§ Labeled region entries

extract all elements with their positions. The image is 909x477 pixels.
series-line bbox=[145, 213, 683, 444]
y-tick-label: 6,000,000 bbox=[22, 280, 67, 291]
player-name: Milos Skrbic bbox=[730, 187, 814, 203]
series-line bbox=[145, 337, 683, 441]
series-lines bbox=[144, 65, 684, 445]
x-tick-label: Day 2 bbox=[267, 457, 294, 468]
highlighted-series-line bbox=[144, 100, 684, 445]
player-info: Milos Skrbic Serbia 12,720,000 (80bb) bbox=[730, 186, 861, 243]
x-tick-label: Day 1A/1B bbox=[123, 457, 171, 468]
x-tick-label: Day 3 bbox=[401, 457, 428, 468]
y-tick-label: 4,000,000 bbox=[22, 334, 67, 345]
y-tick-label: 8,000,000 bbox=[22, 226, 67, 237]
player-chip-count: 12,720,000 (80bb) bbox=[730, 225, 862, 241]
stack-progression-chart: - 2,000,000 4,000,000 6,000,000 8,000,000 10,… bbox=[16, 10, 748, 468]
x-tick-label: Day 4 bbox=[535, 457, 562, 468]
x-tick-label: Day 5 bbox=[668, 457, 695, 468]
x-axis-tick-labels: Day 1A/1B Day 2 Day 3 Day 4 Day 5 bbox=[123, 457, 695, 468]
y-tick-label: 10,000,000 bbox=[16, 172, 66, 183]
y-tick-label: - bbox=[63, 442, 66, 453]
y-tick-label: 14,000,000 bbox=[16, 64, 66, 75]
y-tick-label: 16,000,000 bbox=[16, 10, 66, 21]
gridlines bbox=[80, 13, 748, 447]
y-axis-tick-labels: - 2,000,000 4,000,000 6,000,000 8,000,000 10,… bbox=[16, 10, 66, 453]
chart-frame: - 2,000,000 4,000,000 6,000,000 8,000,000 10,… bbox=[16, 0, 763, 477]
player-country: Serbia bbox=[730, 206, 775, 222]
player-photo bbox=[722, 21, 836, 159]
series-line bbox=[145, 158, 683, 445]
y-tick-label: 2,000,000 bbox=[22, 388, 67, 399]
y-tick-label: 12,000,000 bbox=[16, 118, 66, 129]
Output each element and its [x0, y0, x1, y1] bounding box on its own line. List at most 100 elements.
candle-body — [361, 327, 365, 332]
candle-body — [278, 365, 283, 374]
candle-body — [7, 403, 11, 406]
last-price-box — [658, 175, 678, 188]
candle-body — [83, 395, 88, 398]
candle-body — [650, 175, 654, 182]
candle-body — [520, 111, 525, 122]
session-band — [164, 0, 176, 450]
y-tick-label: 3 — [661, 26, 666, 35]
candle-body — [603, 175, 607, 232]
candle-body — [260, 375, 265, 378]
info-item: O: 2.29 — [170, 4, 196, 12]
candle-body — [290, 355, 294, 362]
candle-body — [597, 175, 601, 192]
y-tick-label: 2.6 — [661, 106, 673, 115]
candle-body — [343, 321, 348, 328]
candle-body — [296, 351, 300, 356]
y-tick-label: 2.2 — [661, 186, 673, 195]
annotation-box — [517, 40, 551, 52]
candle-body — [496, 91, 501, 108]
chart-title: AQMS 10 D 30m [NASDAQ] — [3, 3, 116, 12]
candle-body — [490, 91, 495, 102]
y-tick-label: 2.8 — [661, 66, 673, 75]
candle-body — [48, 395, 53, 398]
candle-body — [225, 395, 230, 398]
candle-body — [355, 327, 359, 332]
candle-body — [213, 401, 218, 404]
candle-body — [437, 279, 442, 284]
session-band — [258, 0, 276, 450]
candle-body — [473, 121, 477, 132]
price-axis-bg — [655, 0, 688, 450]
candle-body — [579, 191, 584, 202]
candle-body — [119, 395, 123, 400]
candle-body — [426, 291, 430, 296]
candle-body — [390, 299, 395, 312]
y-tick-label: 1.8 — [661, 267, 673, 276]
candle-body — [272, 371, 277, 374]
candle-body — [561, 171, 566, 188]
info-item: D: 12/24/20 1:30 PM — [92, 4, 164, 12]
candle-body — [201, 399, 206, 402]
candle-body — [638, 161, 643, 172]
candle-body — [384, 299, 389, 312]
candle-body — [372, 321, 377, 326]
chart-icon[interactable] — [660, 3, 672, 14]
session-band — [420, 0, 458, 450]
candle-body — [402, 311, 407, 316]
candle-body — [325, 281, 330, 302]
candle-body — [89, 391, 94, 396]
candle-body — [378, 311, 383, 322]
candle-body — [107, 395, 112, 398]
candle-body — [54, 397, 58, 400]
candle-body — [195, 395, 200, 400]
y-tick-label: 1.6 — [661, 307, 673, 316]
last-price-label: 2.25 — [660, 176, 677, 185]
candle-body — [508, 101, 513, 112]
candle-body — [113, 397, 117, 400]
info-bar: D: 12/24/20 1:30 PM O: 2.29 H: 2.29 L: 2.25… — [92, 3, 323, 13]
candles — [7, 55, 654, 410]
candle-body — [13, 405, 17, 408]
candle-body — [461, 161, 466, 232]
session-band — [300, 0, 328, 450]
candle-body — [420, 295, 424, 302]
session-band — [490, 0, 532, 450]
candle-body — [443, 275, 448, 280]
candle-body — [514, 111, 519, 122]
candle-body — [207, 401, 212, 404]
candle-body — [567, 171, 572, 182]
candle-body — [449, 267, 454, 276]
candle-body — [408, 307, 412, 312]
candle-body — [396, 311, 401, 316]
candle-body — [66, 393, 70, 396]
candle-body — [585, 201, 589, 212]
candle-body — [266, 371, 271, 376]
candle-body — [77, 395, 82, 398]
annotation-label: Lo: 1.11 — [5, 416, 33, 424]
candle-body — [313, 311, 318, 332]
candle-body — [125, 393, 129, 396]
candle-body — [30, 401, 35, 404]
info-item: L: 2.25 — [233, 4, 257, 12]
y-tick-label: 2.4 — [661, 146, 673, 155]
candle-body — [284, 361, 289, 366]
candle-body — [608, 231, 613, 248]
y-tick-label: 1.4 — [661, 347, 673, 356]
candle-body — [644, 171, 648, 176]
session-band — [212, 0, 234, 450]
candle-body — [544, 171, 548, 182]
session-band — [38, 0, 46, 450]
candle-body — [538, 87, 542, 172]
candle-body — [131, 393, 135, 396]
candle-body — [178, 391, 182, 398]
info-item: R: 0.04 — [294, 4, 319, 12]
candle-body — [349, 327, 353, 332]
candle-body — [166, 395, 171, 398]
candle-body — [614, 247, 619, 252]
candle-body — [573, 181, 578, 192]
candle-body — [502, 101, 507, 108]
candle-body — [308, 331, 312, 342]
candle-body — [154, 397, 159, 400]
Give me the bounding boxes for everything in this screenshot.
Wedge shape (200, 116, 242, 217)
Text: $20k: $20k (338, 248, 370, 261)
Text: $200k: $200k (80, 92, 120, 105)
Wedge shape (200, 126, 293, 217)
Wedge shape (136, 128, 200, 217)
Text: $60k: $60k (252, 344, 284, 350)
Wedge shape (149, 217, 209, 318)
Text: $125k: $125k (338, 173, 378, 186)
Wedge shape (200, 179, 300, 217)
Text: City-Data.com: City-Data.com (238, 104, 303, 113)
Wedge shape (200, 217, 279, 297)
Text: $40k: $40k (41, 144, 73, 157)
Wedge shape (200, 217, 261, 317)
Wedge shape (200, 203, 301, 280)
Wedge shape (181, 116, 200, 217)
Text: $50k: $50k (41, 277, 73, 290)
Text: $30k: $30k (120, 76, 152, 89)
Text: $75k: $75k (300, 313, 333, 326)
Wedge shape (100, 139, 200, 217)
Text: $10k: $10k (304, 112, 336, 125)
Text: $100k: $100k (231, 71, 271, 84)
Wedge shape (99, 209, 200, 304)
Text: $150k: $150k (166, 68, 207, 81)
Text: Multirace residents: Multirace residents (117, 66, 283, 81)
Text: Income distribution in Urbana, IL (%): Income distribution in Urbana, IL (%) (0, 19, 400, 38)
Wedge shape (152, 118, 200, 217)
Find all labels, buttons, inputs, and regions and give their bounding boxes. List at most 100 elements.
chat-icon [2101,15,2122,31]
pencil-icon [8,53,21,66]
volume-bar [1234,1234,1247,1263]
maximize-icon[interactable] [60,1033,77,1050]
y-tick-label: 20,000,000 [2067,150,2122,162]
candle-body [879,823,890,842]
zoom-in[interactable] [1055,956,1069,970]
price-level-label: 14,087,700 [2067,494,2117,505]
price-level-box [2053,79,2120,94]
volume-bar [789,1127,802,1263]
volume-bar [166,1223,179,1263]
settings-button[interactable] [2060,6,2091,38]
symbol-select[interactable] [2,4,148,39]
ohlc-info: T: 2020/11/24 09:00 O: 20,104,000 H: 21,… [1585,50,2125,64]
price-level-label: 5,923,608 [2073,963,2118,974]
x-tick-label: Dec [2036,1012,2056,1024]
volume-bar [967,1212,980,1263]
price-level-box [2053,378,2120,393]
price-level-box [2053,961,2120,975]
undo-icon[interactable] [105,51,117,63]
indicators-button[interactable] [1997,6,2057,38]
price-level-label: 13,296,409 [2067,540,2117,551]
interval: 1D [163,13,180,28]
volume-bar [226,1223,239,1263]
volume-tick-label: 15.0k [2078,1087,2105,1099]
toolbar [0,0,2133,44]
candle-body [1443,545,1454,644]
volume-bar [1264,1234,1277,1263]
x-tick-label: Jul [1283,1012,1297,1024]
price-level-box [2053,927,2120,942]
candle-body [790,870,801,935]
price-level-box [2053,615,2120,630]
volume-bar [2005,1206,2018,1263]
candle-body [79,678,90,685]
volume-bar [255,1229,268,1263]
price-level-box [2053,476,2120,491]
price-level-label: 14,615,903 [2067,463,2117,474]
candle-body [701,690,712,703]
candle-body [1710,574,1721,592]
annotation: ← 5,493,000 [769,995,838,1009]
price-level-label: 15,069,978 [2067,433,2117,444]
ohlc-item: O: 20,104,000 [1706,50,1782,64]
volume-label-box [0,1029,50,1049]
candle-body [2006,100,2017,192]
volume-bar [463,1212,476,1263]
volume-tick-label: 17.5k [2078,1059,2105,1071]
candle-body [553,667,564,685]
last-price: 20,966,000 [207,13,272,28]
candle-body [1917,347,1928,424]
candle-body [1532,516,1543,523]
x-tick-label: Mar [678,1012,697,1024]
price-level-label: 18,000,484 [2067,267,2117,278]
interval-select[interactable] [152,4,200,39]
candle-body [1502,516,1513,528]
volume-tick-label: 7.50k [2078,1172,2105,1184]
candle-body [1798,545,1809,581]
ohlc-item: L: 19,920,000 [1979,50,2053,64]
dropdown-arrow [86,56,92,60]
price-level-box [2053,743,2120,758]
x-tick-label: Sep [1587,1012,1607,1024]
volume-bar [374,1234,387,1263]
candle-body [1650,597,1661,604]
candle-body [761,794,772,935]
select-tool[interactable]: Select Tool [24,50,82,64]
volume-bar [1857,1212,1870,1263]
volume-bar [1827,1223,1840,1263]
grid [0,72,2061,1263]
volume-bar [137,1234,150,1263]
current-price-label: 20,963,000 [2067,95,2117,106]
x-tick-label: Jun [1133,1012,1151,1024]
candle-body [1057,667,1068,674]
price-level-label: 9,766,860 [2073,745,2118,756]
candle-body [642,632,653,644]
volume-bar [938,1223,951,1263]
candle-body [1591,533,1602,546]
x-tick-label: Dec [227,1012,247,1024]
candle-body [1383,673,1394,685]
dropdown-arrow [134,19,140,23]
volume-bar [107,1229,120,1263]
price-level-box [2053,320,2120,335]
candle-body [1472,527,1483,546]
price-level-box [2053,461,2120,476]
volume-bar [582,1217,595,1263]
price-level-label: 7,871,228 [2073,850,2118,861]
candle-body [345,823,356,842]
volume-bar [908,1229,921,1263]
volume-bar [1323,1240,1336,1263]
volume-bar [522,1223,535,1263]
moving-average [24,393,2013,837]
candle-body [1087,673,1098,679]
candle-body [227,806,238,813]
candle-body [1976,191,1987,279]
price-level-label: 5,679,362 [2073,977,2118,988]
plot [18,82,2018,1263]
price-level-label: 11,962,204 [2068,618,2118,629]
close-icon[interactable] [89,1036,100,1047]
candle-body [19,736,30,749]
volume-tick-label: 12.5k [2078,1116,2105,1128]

§ INSTRUCTION
Reproduce verbatim every line of the listing from its first line down to the line containing "player-chip-count: 12,720,000 (80bb)", including both of those lines.

§ OUTPUT OF THE TASK
extract all elements with their positions. The image is 909x477 pixels.
series-line bbox=[145, 213, 683, 444]
y-tick-label: 6,000,000 bbox=[22, 280, 67, 291]
player-name: Milos Skrbic bbox=[730, 187, 814, 203]
series-line bbox=[145, 337, 683, 441]
series-lines bbox=[144, 65, 684, 445]
x-tick-label: Day 2 bbox=[267, 457, 294, 468]
highlighted-series-line bbox=[144, 100, 684, 445]
player-info: Milos Skrbic Serbia 12,720,000 (80bb) bbox=[730, 186, 861, 243]
x-tick-label: Day 1A/1B bbox=[123, 457, 171, 468]
x-tick-label: Day 3 bbox=[401, 457, 428, 468]
y-tick-label: 4,000,000 bbox=[22, 334, 67, 345]
y-tick-label: 8,000,000 bbox=[22, 226, 67, 237]
player-chip-count: 12,720,000 (80bb) bbox=[730, 225, 862, 241]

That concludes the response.